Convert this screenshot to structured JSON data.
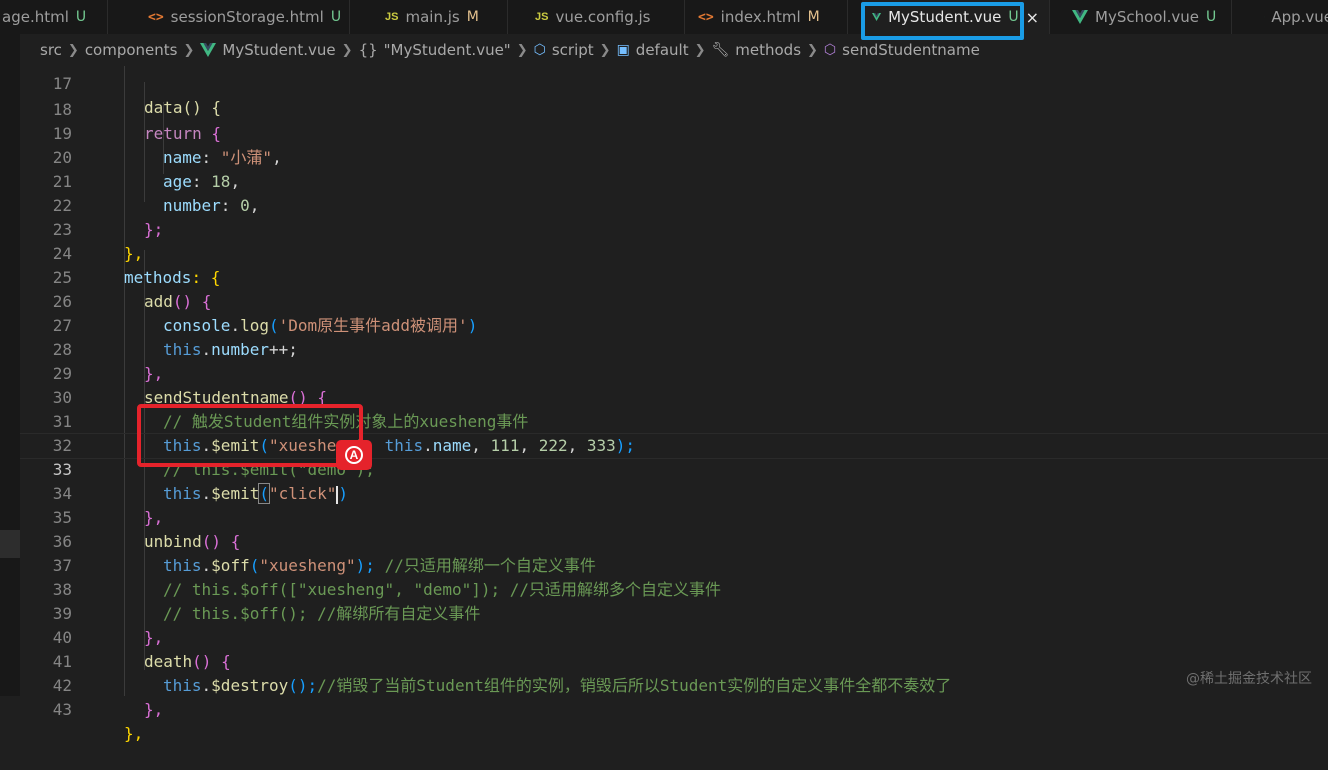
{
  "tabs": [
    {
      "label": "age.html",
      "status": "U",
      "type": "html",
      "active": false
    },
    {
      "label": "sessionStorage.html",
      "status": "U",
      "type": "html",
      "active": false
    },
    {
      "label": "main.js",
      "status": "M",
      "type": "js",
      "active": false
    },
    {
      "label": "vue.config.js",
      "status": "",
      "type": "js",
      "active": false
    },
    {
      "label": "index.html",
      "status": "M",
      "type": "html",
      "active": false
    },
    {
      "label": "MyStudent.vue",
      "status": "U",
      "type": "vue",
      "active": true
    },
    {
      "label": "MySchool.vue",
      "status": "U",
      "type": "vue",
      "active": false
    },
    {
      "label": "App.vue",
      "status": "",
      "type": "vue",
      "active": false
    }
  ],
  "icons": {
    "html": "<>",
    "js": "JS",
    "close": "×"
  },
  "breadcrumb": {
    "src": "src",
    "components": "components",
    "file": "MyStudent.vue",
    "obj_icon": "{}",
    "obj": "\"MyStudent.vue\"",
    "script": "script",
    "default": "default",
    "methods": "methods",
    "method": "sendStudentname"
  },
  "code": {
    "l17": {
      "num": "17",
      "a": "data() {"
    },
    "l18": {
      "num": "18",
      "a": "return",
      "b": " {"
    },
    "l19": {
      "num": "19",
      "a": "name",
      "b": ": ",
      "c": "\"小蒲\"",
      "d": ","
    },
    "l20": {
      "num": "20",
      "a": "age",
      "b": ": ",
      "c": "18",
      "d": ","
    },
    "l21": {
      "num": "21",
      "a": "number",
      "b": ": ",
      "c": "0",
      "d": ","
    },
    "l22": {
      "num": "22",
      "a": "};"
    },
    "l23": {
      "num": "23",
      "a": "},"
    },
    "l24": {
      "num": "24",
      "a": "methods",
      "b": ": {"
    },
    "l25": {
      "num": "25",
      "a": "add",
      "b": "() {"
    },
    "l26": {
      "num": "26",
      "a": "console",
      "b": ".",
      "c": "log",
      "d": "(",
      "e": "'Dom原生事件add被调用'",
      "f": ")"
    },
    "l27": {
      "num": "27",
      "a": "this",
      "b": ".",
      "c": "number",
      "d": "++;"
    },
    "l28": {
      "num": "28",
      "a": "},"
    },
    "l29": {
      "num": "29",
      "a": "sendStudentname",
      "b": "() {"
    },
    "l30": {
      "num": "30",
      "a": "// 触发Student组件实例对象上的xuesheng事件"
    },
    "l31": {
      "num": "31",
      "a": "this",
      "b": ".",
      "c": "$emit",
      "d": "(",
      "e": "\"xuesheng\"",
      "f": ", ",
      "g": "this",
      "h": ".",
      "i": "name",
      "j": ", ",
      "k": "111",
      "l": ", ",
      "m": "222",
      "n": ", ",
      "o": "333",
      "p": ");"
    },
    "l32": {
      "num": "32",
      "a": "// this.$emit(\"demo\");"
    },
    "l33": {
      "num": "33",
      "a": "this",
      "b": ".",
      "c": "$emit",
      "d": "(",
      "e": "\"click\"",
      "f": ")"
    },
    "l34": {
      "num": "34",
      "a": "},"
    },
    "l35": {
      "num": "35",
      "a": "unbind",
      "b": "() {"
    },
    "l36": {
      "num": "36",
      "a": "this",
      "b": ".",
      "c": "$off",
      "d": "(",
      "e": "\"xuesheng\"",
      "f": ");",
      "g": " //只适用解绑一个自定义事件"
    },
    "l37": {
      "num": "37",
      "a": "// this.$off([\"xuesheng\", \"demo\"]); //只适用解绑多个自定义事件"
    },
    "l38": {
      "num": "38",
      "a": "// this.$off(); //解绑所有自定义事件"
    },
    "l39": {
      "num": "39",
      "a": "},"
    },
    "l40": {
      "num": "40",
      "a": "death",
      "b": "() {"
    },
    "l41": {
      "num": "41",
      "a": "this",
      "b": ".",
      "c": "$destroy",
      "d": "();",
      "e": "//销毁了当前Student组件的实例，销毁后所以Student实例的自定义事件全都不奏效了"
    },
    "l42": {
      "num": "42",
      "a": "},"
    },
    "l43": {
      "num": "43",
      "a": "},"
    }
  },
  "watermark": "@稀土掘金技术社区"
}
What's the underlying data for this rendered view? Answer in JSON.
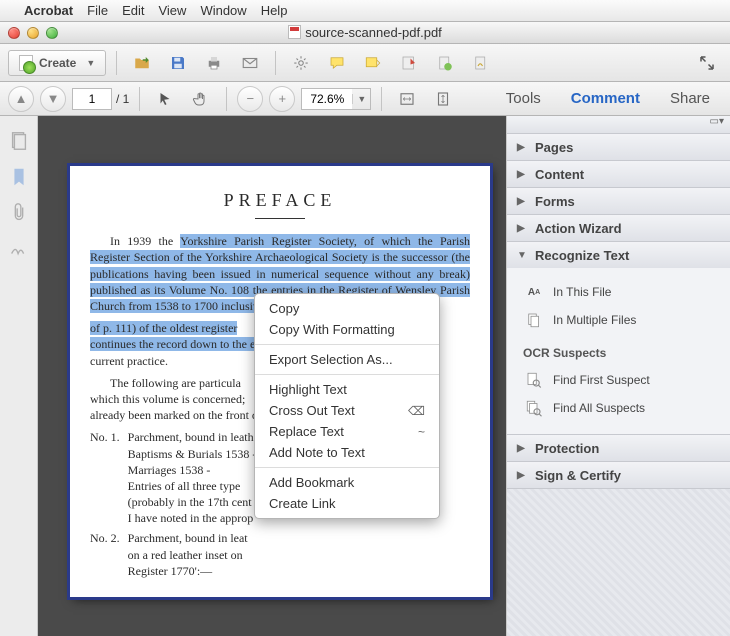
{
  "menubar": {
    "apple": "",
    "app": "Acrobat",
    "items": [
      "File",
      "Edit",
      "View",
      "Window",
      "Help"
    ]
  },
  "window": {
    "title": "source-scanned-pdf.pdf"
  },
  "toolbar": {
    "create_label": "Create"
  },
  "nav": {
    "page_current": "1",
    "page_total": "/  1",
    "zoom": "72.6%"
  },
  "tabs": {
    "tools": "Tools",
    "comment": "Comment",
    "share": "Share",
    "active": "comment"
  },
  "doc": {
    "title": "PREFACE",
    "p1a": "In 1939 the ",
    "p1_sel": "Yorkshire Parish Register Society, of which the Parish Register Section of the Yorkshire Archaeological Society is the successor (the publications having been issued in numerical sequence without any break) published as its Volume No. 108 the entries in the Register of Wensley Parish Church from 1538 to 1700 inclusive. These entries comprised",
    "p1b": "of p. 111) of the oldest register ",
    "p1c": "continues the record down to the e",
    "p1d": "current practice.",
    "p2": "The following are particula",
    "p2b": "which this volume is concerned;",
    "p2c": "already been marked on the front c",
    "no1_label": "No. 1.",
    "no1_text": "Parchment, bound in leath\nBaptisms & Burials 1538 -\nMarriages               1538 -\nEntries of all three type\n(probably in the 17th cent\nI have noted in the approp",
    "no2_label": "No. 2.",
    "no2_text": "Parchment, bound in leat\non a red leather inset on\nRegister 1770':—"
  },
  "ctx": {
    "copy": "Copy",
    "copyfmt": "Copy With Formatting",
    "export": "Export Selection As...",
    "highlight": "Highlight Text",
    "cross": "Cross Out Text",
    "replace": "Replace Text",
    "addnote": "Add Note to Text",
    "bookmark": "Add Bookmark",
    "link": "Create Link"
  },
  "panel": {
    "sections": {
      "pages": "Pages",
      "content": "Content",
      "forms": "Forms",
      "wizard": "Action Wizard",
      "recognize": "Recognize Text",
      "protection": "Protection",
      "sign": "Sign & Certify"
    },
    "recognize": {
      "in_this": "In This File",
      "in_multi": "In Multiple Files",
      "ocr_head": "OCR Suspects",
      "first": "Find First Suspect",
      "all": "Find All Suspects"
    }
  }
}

==================================================

**Goal**:
Respond with the number of lines containing "title" and no additional words.

**Task result**:
2